» Entries

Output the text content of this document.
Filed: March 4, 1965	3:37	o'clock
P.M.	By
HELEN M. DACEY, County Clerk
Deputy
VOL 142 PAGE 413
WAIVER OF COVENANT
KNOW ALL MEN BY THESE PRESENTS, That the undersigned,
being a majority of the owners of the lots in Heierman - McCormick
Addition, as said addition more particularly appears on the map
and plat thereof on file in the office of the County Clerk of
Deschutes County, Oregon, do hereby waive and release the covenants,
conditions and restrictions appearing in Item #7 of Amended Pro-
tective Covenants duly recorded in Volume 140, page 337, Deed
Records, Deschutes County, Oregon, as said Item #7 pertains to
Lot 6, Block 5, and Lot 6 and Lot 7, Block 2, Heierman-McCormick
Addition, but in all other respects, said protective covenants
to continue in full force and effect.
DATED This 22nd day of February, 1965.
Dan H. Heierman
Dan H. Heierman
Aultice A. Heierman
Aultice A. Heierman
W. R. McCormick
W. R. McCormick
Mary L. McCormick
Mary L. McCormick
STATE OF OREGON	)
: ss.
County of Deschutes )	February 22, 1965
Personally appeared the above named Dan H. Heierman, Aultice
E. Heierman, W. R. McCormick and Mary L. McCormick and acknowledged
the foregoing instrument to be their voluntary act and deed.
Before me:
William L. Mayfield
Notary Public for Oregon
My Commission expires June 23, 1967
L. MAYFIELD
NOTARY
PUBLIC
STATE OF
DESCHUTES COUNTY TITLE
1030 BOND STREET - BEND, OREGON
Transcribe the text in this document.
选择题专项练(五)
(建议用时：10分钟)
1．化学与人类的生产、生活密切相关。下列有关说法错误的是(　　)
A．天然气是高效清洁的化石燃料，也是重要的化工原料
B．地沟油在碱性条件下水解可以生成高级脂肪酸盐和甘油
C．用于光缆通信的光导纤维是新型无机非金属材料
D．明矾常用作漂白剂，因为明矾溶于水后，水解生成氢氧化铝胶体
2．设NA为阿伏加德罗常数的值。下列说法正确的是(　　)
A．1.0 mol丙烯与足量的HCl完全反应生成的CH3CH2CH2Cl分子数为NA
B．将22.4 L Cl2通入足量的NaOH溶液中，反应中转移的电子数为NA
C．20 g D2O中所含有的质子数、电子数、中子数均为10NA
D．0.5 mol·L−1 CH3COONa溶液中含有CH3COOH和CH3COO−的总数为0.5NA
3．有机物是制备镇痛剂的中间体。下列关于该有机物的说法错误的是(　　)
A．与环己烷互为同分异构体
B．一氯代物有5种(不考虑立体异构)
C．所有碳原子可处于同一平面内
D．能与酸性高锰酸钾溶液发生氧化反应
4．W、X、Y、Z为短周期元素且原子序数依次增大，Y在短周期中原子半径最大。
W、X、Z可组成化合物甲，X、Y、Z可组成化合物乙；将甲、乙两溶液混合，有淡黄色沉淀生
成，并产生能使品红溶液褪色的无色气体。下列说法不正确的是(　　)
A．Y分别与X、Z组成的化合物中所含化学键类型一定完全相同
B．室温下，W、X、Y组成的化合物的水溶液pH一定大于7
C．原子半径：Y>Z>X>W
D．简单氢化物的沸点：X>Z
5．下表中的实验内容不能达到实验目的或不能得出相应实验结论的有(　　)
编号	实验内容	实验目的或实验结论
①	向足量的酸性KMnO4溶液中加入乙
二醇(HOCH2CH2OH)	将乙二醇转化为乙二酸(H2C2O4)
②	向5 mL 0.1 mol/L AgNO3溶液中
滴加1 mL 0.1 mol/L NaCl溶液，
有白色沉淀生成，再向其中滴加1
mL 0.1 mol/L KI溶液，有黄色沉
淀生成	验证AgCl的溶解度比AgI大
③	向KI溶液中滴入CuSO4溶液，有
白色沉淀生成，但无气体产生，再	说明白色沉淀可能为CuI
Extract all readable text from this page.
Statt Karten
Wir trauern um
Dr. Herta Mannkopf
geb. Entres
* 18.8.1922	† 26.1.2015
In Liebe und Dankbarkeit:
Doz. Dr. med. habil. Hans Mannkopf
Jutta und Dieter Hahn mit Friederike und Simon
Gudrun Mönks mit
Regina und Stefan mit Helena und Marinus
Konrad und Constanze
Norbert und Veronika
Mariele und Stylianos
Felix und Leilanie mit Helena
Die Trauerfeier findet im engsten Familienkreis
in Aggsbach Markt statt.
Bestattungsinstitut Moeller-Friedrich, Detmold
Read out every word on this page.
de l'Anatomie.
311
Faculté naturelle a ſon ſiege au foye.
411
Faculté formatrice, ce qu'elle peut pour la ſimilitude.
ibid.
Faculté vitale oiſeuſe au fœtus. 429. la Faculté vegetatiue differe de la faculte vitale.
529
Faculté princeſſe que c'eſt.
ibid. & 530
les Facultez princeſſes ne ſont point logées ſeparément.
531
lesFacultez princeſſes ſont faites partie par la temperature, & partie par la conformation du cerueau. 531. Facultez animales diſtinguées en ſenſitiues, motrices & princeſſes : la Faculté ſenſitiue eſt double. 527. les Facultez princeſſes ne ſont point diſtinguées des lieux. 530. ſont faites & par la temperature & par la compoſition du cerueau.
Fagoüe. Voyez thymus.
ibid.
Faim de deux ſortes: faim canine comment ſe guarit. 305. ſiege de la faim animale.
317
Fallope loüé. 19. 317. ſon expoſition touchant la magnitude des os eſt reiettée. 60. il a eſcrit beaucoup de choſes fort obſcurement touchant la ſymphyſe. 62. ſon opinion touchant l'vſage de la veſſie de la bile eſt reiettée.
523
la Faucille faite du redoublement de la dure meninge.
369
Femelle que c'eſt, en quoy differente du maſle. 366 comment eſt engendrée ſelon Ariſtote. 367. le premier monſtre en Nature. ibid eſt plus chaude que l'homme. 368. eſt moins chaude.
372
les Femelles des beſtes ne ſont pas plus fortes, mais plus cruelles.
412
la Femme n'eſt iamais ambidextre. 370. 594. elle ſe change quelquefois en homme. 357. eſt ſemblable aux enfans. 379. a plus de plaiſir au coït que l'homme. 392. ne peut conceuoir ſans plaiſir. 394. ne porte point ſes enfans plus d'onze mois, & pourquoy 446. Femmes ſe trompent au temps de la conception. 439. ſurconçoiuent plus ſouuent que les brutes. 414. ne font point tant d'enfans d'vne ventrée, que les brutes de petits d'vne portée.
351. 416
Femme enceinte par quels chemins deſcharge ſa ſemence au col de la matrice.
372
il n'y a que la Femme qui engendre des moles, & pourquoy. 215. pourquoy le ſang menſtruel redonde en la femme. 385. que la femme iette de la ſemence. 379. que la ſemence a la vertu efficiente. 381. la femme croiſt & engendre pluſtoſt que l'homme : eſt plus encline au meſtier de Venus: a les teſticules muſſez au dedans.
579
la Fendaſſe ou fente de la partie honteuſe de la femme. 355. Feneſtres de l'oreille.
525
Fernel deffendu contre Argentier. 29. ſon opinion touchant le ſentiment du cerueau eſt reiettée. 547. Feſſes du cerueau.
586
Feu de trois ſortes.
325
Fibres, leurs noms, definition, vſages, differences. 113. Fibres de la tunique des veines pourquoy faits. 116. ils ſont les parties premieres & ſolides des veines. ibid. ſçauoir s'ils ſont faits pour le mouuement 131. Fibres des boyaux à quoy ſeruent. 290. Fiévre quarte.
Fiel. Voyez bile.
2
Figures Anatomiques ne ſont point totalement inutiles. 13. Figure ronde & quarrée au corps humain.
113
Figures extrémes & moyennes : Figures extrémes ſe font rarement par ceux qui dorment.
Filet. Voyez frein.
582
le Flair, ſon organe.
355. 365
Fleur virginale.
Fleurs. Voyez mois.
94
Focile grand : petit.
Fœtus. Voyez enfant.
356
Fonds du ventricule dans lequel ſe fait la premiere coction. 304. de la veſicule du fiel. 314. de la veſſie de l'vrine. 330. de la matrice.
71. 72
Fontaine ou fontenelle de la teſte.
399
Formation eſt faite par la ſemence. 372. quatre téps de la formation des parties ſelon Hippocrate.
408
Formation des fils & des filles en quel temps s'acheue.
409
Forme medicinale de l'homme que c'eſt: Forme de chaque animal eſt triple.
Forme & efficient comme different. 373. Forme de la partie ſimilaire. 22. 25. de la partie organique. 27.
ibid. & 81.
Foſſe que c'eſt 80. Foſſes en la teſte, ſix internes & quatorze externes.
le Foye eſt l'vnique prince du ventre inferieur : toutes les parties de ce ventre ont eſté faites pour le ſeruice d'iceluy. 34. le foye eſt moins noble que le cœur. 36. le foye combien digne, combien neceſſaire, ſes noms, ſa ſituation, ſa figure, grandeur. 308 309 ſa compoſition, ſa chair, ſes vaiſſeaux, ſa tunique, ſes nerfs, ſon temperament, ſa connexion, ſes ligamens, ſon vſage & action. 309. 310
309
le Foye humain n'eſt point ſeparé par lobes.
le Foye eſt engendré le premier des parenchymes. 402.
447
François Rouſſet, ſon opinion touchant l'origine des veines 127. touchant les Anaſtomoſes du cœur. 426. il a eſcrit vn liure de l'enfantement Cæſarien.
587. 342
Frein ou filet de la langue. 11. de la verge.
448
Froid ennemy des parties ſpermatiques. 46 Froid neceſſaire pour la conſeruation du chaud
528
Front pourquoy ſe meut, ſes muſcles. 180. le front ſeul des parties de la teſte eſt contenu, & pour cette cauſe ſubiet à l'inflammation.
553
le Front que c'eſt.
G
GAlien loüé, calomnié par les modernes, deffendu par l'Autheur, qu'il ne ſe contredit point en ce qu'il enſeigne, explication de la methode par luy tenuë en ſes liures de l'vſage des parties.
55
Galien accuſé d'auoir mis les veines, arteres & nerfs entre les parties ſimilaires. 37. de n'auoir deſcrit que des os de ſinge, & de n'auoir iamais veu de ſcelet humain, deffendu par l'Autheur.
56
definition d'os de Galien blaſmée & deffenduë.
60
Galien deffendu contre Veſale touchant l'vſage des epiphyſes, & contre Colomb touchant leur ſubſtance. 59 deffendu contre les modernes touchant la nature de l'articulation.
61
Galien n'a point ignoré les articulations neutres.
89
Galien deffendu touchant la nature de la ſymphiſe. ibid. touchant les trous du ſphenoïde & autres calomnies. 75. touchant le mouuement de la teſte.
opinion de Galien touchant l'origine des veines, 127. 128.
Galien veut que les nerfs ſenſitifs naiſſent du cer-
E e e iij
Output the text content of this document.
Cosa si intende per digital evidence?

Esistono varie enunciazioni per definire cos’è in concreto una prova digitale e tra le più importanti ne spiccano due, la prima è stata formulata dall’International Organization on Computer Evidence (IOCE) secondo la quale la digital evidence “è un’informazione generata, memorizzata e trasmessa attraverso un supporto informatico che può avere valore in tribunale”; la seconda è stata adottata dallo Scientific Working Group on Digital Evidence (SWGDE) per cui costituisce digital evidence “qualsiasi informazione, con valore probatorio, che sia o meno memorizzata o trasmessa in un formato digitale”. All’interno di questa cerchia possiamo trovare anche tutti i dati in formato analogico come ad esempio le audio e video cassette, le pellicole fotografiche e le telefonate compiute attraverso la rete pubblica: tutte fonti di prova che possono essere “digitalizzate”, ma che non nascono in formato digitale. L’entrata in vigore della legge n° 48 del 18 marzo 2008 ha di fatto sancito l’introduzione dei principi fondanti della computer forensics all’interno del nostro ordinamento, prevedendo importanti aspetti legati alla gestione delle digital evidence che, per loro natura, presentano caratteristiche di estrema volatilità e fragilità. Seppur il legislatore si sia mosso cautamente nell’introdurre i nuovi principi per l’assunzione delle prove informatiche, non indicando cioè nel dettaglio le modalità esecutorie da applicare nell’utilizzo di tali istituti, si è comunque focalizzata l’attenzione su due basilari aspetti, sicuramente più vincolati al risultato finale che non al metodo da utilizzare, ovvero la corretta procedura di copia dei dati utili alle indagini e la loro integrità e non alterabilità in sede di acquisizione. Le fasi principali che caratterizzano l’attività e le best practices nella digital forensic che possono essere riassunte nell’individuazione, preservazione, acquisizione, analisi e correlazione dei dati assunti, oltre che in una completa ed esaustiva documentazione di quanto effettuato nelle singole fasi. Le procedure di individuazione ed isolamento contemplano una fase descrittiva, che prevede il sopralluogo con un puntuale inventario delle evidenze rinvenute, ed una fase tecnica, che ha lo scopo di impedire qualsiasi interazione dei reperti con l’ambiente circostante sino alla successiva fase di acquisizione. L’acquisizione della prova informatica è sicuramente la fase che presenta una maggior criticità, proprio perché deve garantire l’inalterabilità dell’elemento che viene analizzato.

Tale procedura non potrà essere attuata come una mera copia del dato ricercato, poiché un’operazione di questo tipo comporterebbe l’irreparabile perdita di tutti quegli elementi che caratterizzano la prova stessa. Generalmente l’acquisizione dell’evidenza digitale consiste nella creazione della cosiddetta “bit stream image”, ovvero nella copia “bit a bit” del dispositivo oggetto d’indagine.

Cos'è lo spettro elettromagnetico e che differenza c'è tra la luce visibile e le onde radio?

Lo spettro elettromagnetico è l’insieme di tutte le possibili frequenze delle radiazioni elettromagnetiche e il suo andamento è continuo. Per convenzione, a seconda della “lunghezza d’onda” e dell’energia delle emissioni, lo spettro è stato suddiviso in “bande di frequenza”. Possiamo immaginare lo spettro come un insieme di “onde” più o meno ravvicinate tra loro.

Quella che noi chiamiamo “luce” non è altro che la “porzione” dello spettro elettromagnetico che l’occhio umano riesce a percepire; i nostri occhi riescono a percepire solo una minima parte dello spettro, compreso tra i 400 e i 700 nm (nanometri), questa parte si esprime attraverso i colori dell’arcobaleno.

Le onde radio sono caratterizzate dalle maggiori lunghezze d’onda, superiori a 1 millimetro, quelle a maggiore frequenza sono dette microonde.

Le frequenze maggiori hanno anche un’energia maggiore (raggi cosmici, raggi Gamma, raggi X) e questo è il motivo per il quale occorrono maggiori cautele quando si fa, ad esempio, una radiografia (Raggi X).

» Aim of the exercise
Extract each line holding the string "plus".

» Solved exercise
Femelle que c'eſt, en quoy differente du maſle. 366 comment eſt engendrée ſelon Ariſtote. 367. le premier monſtre en Nature. ibid eſt plus chaude que l'homme. 368. eſt moins chaude.
les Femelles des beſtes ne ſont pas plus fortes, mais plus cruelles.
la Femme n'eſt iamais ambidextre. 370. 594. elle ſe change quelquefois en homme. 357. eſt ſemblable aux enfans. 379. a plus de plaiſir au coït que l'homme. 392. ne peut conceuoir ſans plaiſir. 394. ne porte point ſes enfans plus d'onze mois, & pourquoy 446. Femmes ſe trompent au temps de la conception. 439. ſurconçoiuent plus ſouuent que les brutes. 414. ne font point tant d'enfans d'vne ventrée, que les brutes de petits d'vne portée.
il n'y a que la Femme qui engendre des moles, & pourquoy. 215. pourquoy le ſang menſtruel redonde en la femme. 385. que la femme iette de la ſemence. 379. que la ſemence a la vertu efficiente. 381. la femme croiſt & engendre pluſtoſt que l'homme : eſt plus encline au meſtier de Venus: a les teſticules muſſez au dedans.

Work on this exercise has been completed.